Saved data entries:
>>>>>
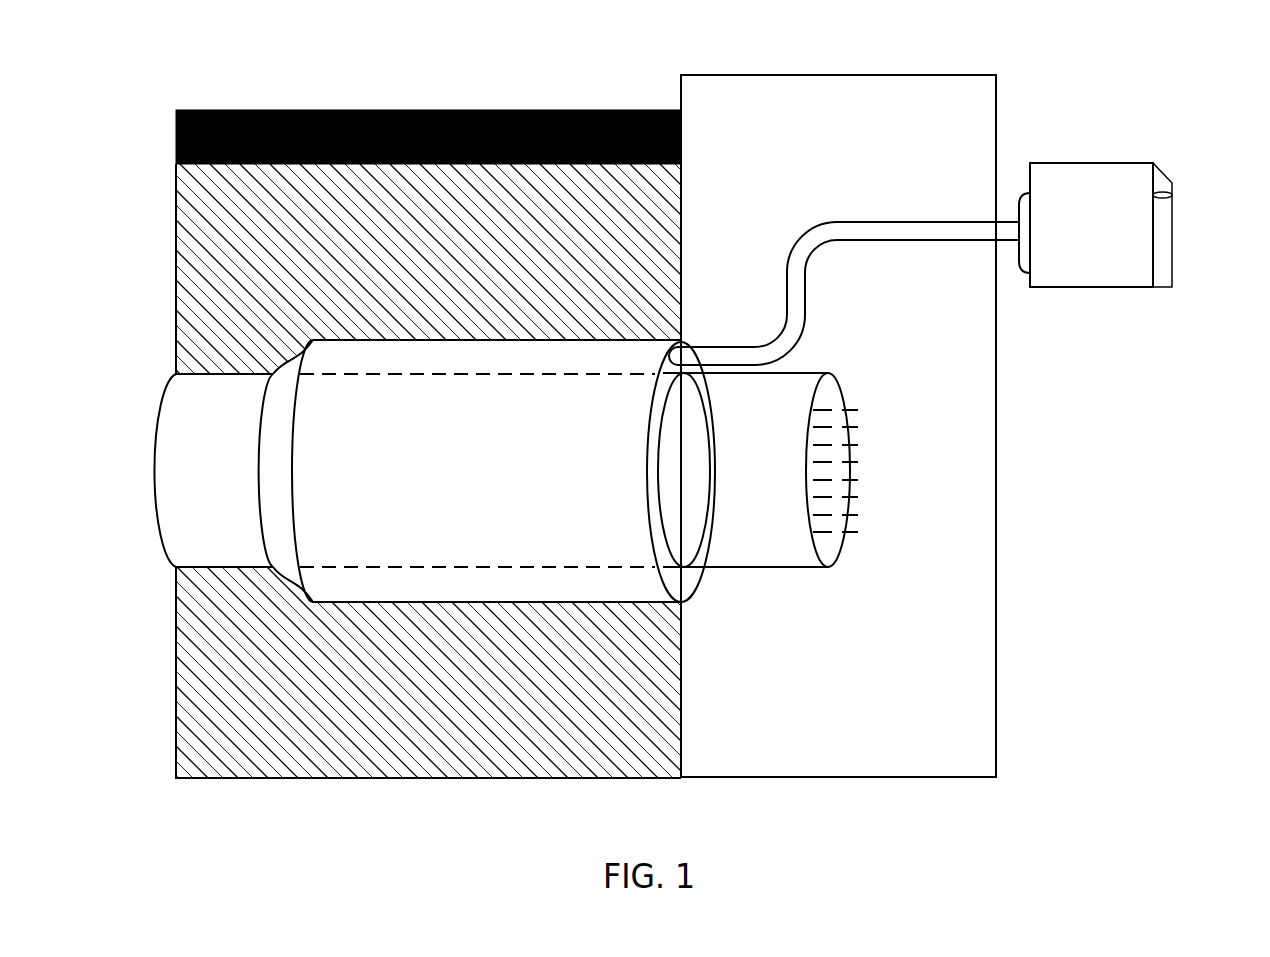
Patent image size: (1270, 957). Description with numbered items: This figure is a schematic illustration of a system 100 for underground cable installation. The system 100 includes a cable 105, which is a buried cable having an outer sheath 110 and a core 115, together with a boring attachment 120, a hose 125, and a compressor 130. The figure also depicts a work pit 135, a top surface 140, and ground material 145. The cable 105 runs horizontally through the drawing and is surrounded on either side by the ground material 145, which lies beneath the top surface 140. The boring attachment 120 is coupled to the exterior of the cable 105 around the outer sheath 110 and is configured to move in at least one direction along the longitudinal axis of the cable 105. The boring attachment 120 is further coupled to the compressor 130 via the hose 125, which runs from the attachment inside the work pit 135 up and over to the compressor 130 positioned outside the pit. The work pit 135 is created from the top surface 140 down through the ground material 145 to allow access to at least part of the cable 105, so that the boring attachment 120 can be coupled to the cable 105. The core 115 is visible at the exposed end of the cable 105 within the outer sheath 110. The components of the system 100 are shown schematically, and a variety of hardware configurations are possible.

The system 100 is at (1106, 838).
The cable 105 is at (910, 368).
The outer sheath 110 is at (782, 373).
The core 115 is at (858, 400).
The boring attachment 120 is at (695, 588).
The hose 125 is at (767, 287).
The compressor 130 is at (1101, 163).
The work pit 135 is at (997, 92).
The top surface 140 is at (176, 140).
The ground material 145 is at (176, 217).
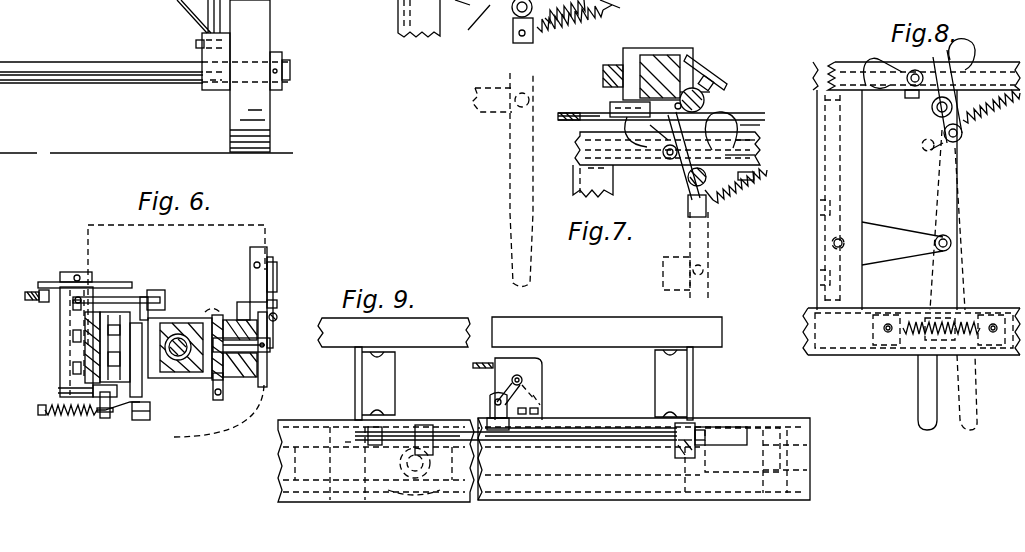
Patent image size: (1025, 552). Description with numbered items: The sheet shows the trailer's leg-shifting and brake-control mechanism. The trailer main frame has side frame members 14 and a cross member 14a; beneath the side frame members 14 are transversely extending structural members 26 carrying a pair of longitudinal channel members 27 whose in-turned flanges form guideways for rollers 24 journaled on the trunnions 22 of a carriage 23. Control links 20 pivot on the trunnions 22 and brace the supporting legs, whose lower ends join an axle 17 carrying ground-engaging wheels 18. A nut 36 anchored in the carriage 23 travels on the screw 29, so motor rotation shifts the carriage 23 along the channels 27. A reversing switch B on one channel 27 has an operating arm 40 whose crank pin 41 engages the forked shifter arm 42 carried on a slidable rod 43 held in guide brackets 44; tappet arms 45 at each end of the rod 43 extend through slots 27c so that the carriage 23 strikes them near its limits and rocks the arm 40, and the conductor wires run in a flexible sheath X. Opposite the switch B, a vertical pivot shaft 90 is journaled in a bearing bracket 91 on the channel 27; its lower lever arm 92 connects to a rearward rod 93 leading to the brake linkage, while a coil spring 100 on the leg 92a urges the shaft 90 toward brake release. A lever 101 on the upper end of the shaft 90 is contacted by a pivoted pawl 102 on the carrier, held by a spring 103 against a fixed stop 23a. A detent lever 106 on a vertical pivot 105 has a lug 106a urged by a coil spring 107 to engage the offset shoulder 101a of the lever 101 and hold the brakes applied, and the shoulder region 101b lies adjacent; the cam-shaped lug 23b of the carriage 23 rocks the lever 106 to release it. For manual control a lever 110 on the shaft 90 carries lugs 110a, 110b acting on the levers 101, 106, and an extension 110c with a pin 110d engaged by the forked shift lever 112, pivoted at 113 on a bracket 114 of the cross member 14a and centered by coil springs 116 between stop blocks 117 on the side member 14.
<<<<<
>>>>>
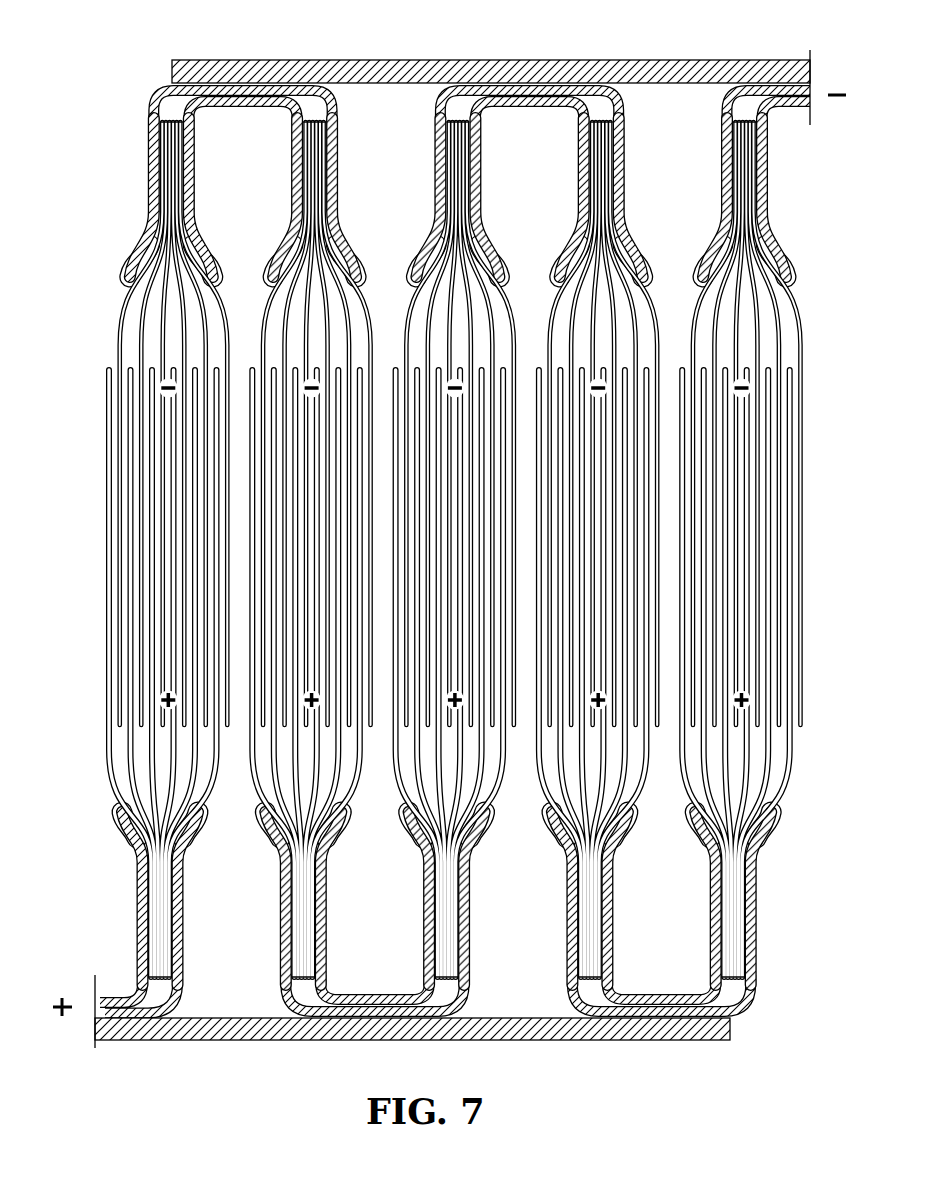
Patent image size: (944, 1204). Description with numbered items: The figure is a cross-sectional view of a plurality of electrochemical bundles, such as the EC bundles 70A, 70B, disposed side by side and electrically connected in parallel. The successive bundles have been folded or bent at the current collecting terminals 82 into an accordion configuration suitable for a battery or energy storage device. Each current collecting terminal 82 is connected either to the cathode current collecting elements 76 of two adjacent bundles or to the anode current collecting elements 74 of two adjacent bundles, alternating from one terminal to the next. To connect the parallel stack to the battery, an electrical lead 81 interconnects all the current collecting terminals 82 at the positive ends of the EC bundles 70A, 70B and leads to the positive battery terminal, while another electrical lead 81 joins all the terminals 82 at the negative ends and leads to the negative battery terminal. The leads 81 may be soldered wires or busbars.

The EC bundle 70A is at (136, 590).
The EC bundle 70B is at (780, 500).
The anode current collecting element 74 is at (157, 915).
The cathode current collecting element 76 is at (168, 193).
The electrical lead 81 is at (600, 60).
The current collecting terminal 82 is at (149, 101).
<<<<<
WHAT IS EXPECTED - Copy out, word for word, the stretch of the records above from the line containing "Patent image size: (1270, 957)." through the line containing "The ground material 145 is at (176, 217).", including both of those lines.

RESULT OF THIS EXERCISE -
Patent image size: (1270, 957). Description with numbered items: This figure is a schematic illustration of a system 100 for underground cable installation. The system 100 includes a cable 105, which is a buried cable having an outer sheath 110 and a core 115, together with a boring attachment 120, a hose 125, and a compressor 130. The figure also depicts a work pit 135, a top surface 140, and ground material 145. The cable 105 runs horizontally through the drawing and is surrounded on either side by the ground material 145, which lies beneath the top surface 140. The boring attachment 120 is coupled to the exterior of the cable 105 around the outer sheath 110 and is configured to move in at least one direction along the longitudinal axis of the cable 105. The boring attachment 120 is further coupled to the compressor 130 via the hose 125, which runs from the attachment inside the work pit 135 up and over to the compressor 130 positioned outside the pit. The work pit 135 is created from the top surface 140 down through the ground material 145 to allow access to at least part of the cable 105, so that the boring attachment 120 can be coupled to the cable 105. The core 115 is visible at the exposed end of the cable 105 within the outer sheath 110. The components of the system 100 are shown schematically, and a variety of hardware configurations are possible.

The system 100 is at (1106, 838).
The cable 105 is at (910, 368).
The outer sheath 110 is at (782, 373).
The core 115 is at (858, 400).
The boring attachment 120 is at (695, 588).
The hose 125 is at (767, 287).
The compressor 130 is at (1101, 163).
The work pit 135 is at (997, 92).
The top surface 140 is at (176, 140).
The ground material 145 is at (176, 217).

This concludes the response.